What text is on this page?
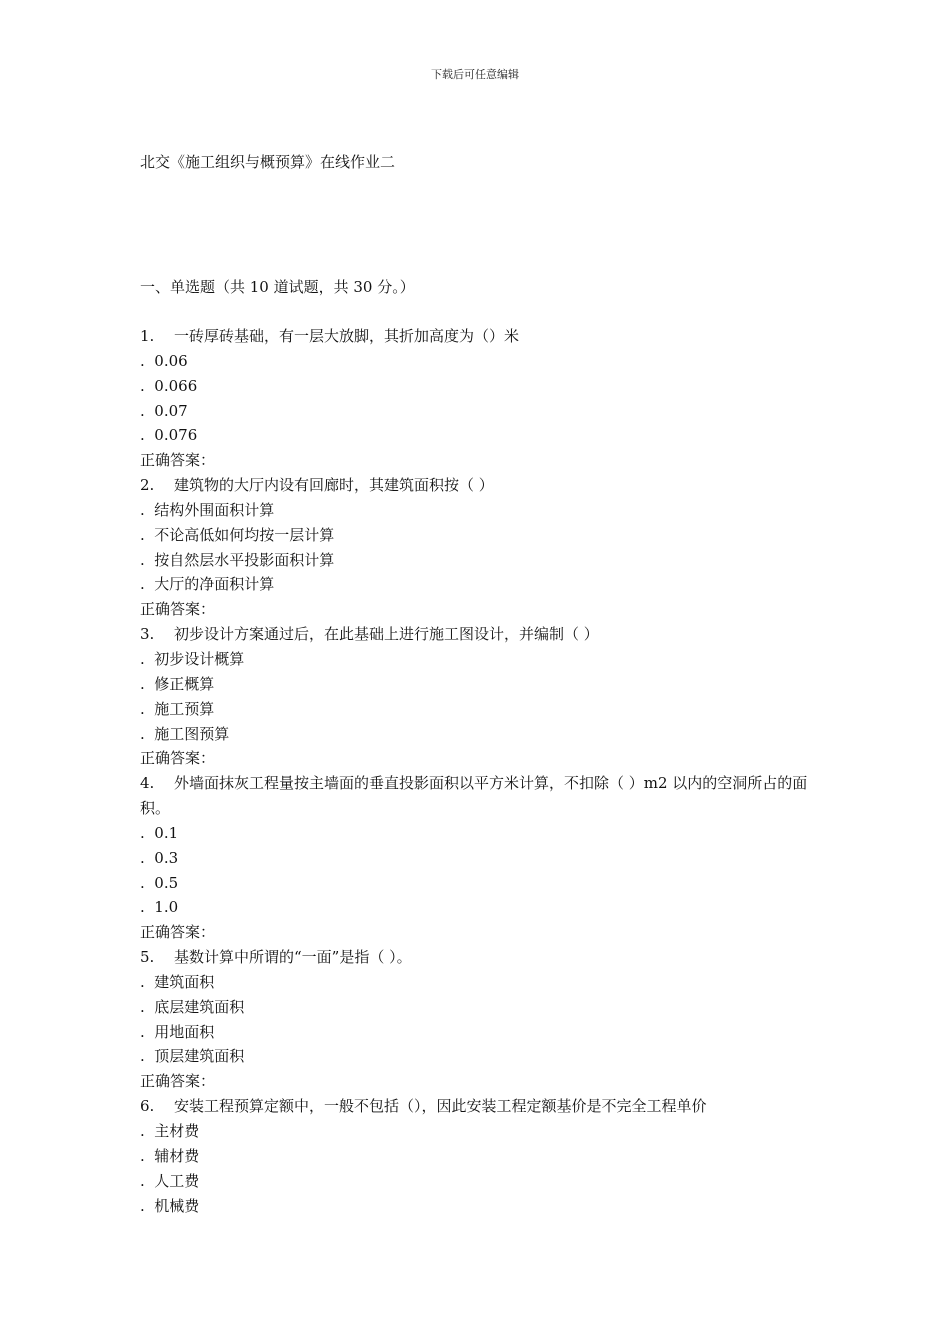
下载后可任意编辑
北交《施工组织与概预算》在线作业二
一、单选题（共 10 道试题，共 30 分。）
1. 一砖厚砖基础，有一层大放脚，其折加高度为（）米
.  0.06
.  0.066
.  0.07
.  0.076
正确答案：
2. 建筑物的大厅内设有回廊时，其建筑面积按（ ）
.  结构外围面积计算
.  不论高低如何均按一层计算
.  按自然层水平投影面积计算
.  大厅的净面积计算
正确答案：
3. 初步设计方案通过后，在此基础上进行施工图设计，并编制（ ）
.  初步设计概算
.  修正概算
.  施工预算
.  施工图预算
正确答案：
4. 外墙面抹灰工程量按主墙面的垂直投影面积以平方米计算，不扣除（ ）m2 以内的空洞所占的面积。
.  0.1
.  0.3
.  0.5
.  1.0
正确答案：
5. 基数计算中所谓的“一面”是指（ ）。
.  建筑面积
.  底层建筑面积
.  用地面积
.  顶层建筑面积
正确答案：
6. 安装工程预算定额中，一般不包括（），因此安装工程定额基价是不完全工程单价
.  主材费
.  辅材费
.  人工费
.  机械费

★ ★ ★ ★ ★

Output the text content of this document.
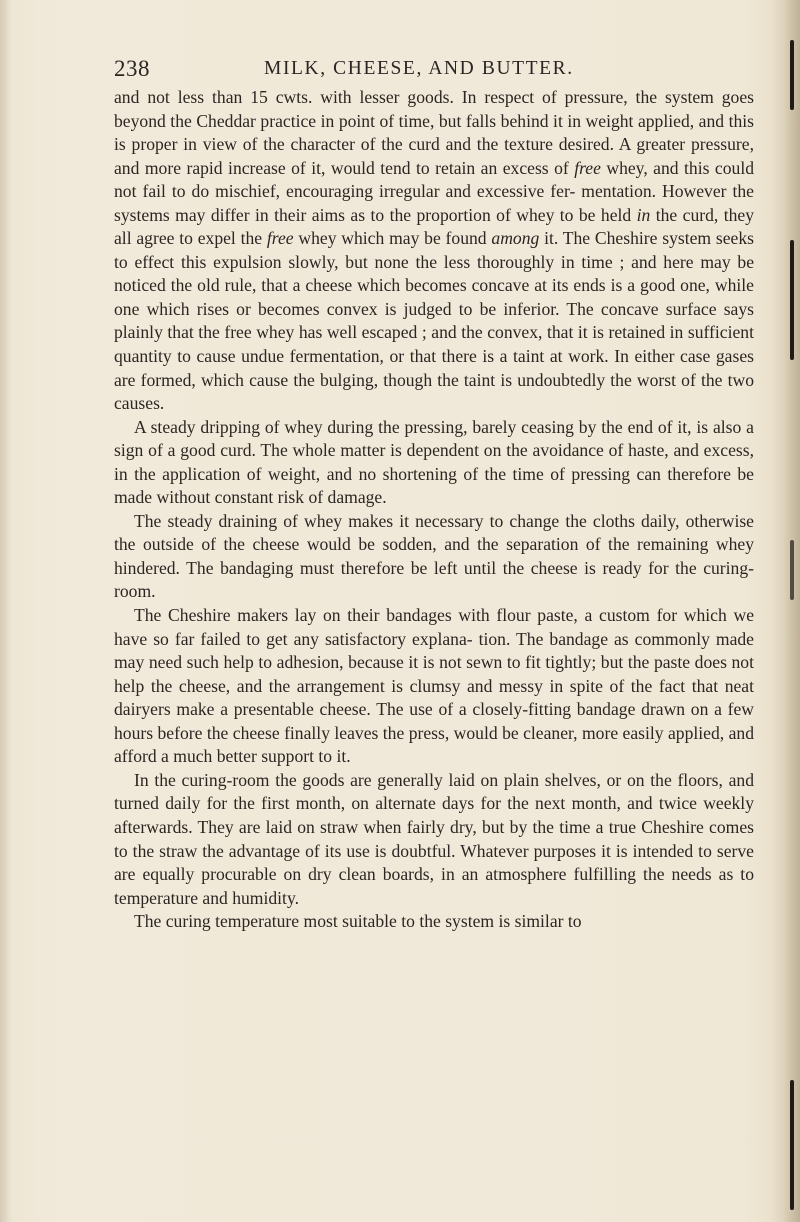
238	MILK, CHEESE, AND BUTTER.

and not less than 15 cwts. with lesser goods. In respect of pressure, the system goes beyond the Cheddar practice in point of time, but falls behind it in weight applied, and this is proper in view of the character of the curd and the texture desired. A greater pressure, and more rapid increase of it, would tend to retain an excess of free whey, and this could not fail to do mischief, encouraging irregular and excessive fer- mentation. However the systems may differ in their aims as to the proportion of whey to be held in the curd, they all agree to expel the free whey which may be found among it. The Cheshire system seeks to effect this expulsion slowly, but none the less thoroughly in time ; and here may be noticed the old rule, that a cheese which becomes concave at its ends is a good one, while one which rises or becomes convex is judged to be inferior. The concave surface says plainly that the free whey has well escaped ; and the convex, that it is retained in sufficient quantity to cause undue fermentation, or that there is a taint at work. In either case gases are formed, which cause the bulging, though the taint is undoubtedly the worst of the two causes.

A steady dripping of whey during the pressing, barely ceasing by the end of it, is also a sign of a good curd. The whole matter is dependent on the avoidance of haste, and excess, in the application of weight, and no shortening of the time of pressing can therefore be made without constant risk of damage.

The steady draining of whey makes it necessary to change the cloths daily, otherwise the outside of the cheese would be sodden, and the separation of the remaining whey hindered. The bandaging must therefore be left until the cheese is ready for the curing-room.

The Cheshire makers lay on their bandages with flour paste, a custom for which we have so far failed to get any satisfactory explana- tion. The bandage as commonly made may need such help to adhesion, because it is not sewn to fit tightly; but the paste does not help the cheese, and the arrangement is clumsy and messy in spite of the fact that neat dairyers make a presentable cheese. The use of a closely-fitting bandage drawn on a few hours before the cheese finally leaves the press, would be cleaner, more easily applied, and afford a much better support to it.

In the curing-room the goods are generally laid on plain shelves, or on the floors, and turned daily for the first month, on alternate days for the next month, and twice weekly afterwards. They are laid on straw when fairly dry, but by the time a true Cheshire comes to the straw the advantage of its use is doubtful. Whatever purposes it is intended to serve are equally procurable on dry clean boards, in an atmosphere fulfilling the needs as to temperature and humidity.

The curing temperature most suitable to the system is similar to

★ ★ ★ ★ ★

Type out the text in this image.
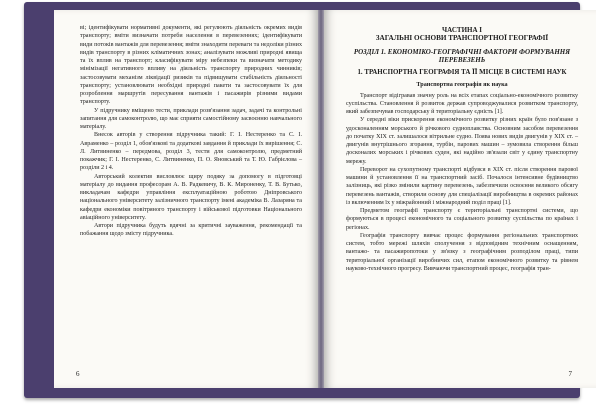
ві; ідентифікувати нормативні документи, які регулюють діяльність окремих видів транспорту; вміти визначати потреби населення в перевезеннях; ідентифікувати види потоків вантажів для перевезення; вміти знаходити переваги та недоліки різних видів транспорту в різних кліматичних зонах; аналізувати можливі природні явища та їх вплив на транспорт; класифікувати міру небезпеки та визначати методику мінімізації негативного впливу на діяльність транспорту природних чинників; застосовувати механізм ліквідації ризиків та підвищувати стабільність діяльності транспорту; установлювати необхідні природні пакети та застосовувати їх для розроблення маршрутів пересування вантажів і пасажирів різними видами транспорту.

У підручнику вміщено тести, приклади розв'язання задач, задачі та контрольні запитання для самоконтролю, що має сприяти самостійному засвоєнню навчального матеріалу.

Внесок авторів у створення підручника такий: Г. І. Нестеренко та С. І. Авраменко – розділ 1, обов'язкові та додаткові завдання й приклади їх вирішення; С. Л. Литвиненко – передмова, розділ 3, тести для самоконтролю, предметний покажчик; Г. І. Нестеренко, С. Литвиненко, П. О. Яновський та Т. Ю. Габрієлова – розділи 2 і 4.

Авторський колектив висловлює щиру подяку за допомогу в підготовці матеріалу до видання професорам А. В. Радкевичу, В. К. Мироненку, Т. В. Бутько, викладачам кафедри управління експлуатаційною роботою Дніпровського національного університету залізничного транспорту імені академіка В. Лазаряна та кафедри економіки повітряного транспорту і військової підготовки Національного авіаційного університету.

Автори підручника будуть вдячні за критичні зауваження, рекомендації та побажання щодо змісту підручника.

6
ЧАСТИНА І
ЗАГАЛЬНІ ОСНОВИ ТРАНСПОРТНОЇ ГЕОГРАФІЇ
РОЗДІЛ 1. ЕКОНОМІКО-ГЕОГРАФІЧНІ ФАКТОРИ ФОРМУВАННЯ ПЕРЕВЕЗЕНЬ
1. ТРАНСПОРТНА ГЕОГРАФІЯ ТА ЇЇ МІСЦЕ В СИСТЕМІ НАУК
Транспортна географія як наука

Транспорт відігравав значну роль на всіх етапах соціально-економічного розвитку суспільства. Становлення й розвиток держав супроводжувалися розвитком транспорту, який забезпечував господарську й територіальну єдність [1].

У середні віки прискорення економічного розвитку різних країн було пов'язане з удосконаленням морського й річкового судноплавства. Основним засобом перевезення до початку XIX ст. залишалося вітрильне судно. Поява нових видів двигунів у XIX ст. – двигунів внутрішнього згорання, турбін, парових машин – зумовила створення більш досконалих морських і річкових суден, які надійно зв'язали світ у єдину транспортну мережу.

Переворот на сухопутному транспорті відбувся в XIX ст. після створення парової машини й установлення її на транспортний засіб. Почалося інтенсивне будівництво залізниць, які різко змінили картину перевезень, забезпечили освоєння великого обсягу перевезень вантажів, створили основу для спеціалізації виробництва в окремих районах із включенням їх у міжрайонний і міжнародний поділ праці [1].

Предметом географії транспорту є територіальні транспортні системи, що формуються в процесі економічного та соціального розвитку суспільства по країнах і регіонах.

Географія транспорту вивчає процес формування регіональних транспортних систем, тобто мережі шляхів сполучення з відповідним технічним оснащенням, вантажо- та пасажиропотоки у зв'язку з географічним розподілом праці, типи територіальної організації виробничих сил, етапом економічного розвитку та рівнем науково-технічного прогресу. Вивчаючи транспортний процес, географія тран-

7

★ ★ ★ ★ ★

What the exercise asks:
Choose all lines containing the string "приклади" and copy them out.

Task response:
У підручнику вміщено тести, приклади розв'язання задач, задачі та контрольні запитання для самоконтролю, що має сприяти самостійному засвоєнню навчального матеріалу.
Внесок авторів у створення підручника такий: Г. І. Нестеренко та С. І. Авраменко – розділ 1, обов'язкові та додаткові завдання й приклади їх вирішення; С. Л. Литвиненко – передмова, розділ 3, тести для самоконтролю, предметний покажчик; Г. І. Нестеренко, С. Литвиненко, П. О. Яновський та Т. Ю. Габрієлова – розділи 2 і 4.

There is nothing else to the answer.